** Start of Material provided **

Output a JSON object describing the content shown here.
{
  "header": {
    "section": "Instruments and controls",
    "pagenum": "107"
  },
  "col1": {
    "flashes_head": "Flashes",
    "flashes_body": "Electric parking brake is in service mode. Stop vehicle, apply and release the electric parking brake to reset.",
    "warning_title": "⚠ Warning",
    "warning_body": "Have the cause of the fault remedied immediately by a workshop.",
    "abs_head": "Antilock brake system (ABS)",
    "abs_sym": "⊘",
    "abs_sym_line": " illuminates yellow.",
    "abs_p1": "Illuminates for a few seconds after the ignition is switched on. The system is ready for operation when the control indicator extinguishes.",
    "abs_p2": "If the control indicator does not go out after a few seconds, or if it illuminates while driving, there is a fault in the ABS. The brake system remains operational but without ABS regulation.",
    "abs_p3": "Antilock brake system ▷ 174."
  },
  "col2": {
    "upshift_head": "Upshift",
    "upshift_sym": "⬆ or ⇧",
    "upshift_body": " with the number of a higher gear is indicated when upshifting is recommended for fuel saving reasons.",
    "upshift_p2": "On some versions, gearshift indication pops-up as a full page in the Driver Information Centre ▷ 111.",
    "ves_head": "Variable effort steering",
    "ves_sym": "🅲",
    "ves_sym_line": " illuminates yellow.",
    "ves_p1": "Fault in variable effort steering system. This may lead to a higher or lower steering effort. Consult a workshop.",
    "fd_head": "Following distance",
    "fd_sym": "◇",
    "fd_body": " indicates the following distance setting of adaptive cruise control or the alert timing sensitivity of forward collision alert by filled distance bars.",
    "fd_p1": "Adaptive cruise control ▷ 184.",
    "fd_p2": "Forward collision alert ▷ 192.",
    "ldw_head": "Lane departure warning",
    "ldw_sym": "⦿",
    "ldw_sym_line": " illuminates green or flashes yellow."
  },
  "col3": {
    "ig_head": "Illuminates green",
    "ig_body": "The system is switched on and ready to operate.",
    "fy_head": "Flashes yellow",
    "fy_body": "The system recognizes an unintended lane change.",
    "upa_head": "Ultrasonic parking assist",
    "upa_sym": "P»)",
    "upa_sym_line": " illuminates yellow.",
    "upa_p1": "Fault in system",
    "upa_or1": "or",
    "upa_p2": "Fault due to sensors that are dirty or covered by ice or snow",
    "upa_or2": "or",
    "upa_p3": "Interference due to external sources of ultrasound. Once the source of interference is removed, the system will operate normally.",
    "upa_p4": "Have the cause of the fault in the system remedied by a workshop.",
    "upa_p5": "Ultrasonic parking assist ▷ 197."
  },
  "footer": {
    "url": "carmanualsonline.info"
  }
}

** End of Material provided **

> The task
Reproduce each line of the material above precisely.

> Right answer
Output a JSON object describing the content shown here.
{
  "header": {
    "section": "Instruments and controls",
    "pagenum": "107"
  },
  "col1": {
    "flashes_head": "Flashes",
    "flashes_body": "Electric parking brake is in service mode. Stop vehicle, apply and release the electric parking brake to reset.",
    "warning_title": "⚠ Warning",
    "warning_body": "Have the cause of the fault remedied immediately by a workshop.",
    "abs_head": "Antilock brake system (ABS)",
    "abs_sym": "⊘",
    "abs_sym_line": " illuminates yellow.",
    "abs_p1": "Illuminates for a few seconds after the ignition is switched on. The system is ready for operation when the control indicator extinguishes.",
    "abs_p2": "If the control indicator does not go out after a few seconds, or if it illuminates while driving, there is a fault in the ABS. The brake system remains operational but without ABS regulation.",
    "abs_p3": "Antilock brake system ▷ 174."
  },
  "col2": {
    "upshift_head": "Upshift",
    "upshift_sym": "⬆ or ⇧",
    "upshift_body": " with the number of a higher gear is indicated when upshifting is recommended for fuel saving reasons.",
    "upshift_p2": "On some versions, gearshift indication pops-up as a full page in the Driver Information Centre ▷ 111.",
    "ves_head": "Variable effort steering",
    "ves_sym": "🅲",
    "ves_sym_line": " illuminates yellow.",
    "ves_p1": "Fault in variable effort steering system. This may lead to a higher or lower steering effort. Consult a workshop.",
    "fd_head": "Following distance",
    "fd_sym": "◇",
    "fd_body": " indicates the following distance setting of adaptive cruise control or the alert timing sensitivity of forward collision alert by filled distance bars.",
    "fd_p1": "Adaptive cruise control ▷ 184.",
    "fd_p2": "Forward collision alert ▷ 192.",
    "ldw_head": "Lane departure warning",
    "ldw_sym": "⦿",
    "ldw_sym_line": " illuminates green or flashes yellow."
  },
  "col3": {
    "ig_head": "Illuminates green",
    "ig_body": "The system is switched on and ready to operate.",
    "fy_head": "Flashes yellow",
    "fy_body": "The system recognizes an unintended lane change.",
    "upa_head": "Ultrasonic parking assist",
    "upa_sym": "P»)",
    "upa_sym_line": " illuminates yellow.",
    "upa_p1": "Fault in system",
    "upa_or1": "or",
    "upa_p2": "Fault due to sensors that are dirty or covered by ice or snow",
    "upa_or2": "or",
    "upa_p3": "Interference due to external sources of ultrasound. Once the source of interference is removed, the system will operate normally.",
    "upa_p4": "Have the cause of the fault in the system remedied by a workshop.",
    "upa_p5": "Ultrasonic parking assist ▷ 197."
  },
  "footer": {
    "url": "carmanualsonline.info"
  }
}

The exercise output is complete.